Exercise data:
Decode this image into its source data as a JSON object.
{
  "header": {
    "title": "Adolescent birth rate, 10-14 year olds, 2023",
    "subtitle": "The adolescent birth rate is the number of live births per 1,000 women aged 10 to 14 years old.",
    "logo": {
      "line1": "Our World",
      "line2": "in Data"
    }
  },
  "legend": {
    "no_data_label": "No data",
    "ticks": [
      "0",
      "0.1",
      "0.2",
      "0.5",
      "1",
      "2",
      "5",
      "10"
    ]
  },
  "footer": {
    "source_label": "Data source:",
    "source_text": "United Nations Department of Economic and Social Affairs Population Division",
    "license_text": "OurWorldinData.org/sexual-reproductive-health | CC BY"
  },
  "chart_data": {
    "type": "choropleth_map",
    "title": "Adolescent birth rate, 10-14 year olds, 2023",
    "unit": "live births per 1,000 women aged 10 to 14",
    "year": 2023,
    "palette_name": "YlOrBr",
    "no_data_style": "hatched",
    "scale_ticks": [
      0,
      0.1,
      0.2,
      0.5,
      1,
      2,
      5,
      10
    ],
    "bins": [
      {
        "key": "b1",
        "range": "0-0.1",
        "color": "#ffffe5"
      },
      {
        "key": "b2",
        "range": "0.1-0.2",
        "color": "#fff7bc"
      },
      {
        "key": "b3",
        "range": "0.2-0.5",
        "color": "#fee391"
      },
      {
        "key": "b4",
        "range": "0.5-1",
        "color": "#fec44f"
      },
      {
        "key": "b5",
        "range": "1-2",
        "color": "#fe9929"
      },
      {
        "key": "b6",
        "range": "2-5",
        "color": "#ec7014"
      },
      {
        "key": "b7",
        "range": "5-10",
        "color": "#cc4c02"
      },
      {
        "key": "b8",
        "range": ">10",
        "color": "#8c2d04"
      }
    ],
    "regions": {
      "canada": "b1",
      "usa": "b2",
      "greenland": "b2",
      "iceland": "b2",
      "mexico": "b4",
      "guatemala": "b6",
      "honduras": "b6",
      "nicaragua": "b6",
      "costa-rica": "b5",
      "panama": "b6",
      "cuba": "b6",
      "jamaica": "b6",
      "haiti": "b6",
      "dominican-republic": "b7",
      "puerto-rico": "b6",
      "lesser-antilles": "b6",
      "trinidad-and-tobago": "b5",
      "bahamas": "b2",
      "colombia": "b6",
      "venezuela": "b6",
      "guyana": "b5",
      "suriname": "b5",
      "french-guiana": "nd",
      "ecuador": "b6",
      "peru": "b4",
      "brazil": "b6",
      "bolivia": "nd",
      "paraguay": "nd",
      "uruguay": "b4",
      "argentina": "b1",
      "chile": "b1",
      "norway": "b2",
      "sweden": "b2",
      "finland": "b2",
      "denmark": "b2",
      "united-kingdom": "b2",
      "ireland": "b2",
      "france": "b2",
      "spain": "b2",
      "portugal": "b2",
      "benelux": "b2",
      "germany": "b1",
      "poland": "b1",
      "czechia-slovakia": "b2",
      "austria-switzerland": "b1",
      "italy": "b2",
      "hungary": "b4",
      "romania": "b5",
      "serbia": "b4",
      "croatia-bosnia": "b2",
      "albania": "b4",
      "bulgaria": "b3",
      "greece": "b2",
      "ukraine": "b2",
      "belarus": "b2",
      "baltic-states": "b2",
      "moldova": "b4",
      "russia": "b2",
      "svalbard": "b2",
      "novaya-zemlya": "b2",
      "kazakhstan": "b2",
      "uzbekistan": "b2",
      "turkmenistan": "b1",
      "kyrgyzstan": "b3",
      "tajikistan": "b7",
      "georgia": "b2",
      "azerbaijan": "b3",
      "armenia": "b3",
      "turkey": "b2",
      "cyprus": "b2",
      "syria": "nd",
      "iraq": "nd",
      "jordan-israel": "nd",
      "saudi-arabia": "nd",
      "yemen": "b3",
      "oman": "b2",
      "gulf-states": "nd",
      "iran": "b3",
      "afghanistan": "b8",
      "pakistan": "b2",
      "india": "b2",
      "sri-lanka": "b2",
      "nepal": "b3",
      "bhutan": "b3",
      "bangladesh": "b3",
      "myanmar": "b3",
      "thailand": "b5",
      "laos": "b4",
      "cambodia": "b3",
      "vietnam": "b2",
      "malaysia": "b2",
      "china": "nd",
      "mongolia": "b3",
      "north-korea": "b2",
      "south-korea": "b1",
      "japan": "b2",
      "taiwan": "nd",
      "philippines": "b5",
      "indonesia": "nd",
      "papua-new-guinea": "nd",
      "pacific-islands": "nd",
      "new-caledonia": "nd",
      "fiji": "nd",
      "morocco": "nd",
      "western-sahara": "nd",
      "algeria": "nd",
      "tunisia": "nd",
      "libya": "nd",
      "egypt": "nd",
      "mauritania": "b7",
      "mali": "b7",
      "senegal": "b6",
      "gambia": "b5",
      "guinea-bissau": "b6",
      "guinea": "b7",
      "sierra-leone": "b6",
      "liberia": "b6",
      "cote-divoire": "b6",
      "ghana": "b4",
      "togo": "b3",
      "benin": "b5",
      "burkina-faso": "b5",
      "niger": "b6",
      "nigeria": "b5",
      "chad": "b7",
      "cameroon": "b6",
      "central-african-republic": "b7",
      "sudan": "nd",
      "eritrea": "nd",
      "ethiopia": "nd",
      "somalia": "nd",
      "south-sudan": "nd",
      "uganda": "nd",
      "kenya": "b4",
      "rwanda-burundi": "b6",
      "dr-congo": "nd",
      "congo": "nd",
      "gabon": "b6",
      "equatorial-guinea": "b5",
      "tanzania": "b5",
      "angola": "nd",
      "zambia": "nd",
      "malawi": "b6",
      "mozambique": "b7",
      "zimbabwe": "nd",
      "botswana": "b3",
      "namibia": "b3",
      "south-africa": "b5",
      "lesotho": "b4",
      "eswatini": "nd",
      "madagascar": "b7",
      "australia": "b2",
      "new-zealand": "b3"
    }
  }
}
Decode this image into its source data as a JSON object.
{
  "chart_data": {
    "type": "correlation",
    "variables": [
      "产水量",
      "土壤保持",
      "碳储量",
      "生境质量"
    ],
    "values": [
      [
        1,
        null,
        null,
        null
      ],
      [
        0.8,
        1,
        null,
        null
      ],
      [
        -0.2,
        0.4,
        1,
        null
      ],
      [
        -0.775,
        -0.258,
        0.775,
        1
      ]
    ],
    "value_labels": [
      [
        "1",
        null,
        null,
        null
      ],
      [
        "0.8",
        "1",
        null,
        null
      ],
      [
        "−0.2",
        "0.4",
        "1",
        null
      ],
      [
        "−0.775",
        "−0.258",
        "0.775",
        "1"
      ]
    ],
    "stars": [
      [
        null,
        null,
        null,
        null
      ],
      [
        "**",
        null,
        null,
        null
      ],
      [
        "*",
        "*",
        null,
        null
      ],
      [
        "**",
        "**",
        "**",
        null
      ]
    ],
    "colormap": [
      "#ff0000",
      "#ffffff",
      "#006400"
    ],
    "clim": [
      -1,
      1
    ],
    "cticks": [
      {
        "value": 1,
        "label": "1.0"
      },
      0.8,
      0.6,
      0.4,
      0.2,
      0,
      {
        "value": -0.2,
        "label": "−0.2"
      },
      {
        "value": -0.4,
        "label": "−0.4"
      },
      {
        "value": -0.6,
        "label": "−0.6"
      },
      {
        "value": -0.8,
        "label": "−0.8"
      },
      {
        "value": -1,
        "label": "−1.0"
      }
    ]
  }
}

Required work: Transcribe every record above exactly as it appears.

Solution:
Decode this image into its source data as a JSON object.
{
  "header": {
    "title": "Adolescent birth rate, 10-14 year olds, 2023",
    "subtitle": "The adolescent birth rate is the number of live births per 1,000 women aged 10 to 14 years old.",
    "logo": {
      "line1": "Our World",
      "line2": "in Data"
    }
  },
  "legend": {
    "no_data_label": "No data",
    "ticks": [
      "0",
      "0.1",
      "0.2",
      "0.5",
      "1",
      "2",
      "5",
      "10"
    ]
  },
  "footer": {
    "source_label": "Data source:",
    "source_text": "United Nations Department of Economic and Social Affairs Population Division",
    "license_text": "OurWorldinData.org/sexual-reproductive-health | CC BY"
  },
  "chart_data": {
    "type": "choropleth_map",
    "title": "Adolescent birth rate, 10-14 year olds, 2023",
    "unit": "live births per 1,000 women aged 10 to 14",
    "year": 2023,
    "palette_name": "YlOrBr",
    "no_data_style": "hatched",
    "scale_ticks": [
      0,
      0.1,
      0.2,
      0.5,
      1,
      2,
      5,
      10
    ],
    "bins": [
      {
        "key": "b1",
        "range": "0-0.1",
        "color": "#ffffe5"
      },
      {
        "key": "b2",
        "range": "0.1-0.2",
        "color": "#fff7bc"
      },
      {
        "key": "b3",
        "range": "0.2-0.5",
        "color": "#fee391"
      },
      {
        "key": "b4",
        "range": "0.5-1",
        "color": "#fec44f"
      },
      {
        "key": "b5",
        "range": "1-2",
        "color": "#fe9929"
      },
      {
        "key": "b6",
        "range": "2-5",
        "color": "#ec7014"
      },
      {
        "key": "b7",
        "range": "5-10",
        "color": "#cc4c02"
      },
      {
        "key": "b8",
        "range": ">10",
        "color": "#8c2d04"
      }
    ],
    "regions": {
      "canada": "b1",
      "usa": "b2",
      "greenland": "b2",
      "iceland": "b2",
      "mexico": "b4",
      "guatemala": "b6",
      "honduras": "b6",
      "nicaragua": "b6",
      "costa-rica": "b5",
      "panama": "b6",
      "cuba": "b6",
      "jamaica": "b6",
      "haiti": "b6",
      "dominican-republic": "b7",
      "puerto-rico": "b6",
      "lesser-antilles": "b6",
      "trinidad-and-tobago": "b5",
      "bahamas": "b2",
      "colombia": "b6",
      "venezuela": "b6",
      "guyana": "b5",
      "suriname": "b5",
      "french-guiana": "nd",
      "ecuador": "b6",
      "peru": "b4",
      "brazil": "b6",
      "bolivia": "nd",
      "paraguay": "nd",
      "uruguay": "b4",
      "argentina": "b1",
      "chile": "b1",
      "norway": "b2",
      "sweden": "b2",
      "finland": "b2",
      "denmark": "b2",
      "united-kingdom": "b2",
      "ireland": "b2",
      "france": "b2",
      "spain": "b2",
      "portugal": "b2",
      "benelux": "b2",
      "germany": "b1",
      "poland": "b1",
      "czechia-slovakia": "b2",
      "austria-switzerland": "b1",
      "italy": "b2",
      "hungary": "b4",
      "romania": "b5",
      "serbia": "b4",
      "croatia-bosnia": "b2",
      "albania": "b4",
      "bulgaria": "b3",
      "greece": "b2",
      "ukraine": "b2",
      "belarus": "b2",
      "baltic-states": "b2",
      "moldova": "b4",
      "russia": "b2",
      "svalbard": "b2",
      "novaya-zemlya": "b2",
      "kazakhstan": "b2",
      "uzbekistan": "b2",
      "turkmenistan": "b1",
      "kyrgyzstan": "b3",
      "tajikistan": "b7",
      "georgia": "b2",
      "azerbaijan": "b3",
      "armenia": "b3",
      "turkey": "b2",
      "cyprus": "b2",
      "syria": "nd",
      "iraq": "nd",
      "jordan-israel": "nd",
      "saudi-arabia": "nd",
      "yemen": "b3",
      "oman": "b2",
      "gulf-states": "nd",
      "iran": "b3",
      "afghanistan": "b8",
      "pakistan": "b2",
      "india": "b2",
      "sri-lanka": "b2",
      "nepal": "b3",
      "bhutan": "b3",
      "bangladesh": "b3",
      "myanmar": "b3",
      "thailand": "b5",
      "laos": "b4",
      "cambodia": "b3",
      "vietnam": "b2",
      "malaysia": "b2",
      "china": "nd",
      "mongolia": "b3",
      "north-korea": "b2",
      "south-korea": "b1",
      "japan": "b2",
      "taiwan": "nd",
      "philippines": "b5",
      "indonesia": "nd",
      "papua-new-guinea": "nd",
      "pacific-islands": "nd",
      "new-caledonia": "nd",
      "fiji": "nd",
      "morocco": "nd",
      "western-sahara": "nd",
      "algeria": "nd",
      "tunisia": "nd",
      "libya": "nd",
      "egypt": "nd",
      "mauritania": "b7",
      "mali": "b7",
      "senegal": "b6",
      "gambia": "b5",
      "guinea-bissau": "b6",
      "guinea": "b7",
      "sierra-leone": "b6",
      "liberia": "b6",
      "cote-divoire": "b6",
      "ghana": "b4",
      "togo": "b3",
      "benin": "b5",
      "burkina-faso": "b5",
      "niger": "b6",
      "nigeria": "b5",
      "chad": "b7",
      "cameroon": "b6",
      "central-african-republic": "b7",
      "sudan": "nd",
      "eritrea": "nd",
      "ethiopia": "nd",
      "somalia": "nd",
      "south-sudan": "nd",
      "uganda": "nd",
      "kenya": "b4",
      "rwanda-burundi": "b6",
      "dr-congo": "nd",
      "congo": "nd",
      "gabon": "b6",
      "equatorial-guinea": "b5",
      "tanzania": "b5",
      "angola": "nd",
      "zambia": "nd",
      "malawi": "b6",
      "mozambique": "b7",
      "zimbabwe": "nd",
      "botswana": "b3",
      "namibia": "b3",
      "south-africa": "b5",
      "lesotho": "b4",
      "eswatini": "nd",
      "madagascar": "b7",
      "australia": "b2",
      "new-zealand": "b3"
    }
  }
}
Decode this image into its source data as a JSON object.
{
  "chart_data": {
    "type": "correlation",
    "variables": [
      "产水量",
      "土壤保持",
      "碳储量",
      "生境质量"
    ],
    "values": [
      [
        1,
        null,
        null,
        null
      ],
      [
        0.8,
        1,
        null,
        null
      ],
      [
        -0.2,
        0.4,
        1,
        null
      ],
      [
        -0.775,
        -0.258,
        0.775,
        1
      ]
    ],
    "value_labels": [
      [
        "1",
        null,
        null,
        null
      ],
      [
        "0.8",
        "1",
        null,
        null
      ],
      [
        "−0.2",
        "0.4",
        "1",
        null
      ],
      [
        "−0.775",
        "−0.258",
        "0.775",
        "1"
      ]
    ],
    "stars": [
      [
        null,
        null,
        null,
        null
      ],
      [
        "**",
        null,
        null,
        null
      ],
      [
        "*",
        "*",
        null,
        null
      ],
      [
        "**",
        "**",
        "**",
        null
      ]
    ],
    "colormap": [
      "#ff0000",
      "#ffffff",
      "#006400"
    ],
    "clim": [
      -1,
      1
    ],
    "cticks": [
      {
        "value": 1,
        "label": "1.0"
      },
      0.8,
      0.6,
      0.4,
      0.2,
      0,
      {
        "value": -0.2,
        "label": "−0.2"
      },
      {
        "value": -0.4,
        "label": "−0.4"
      },
      {
        "value": -0.6,
        "label": "−0.6"
      },
      {
        "value": -0.8,
        "label": "−0.8"
      },
      {
        "value": -1,
        "label": "−1.0"
      }
    ]
  }
}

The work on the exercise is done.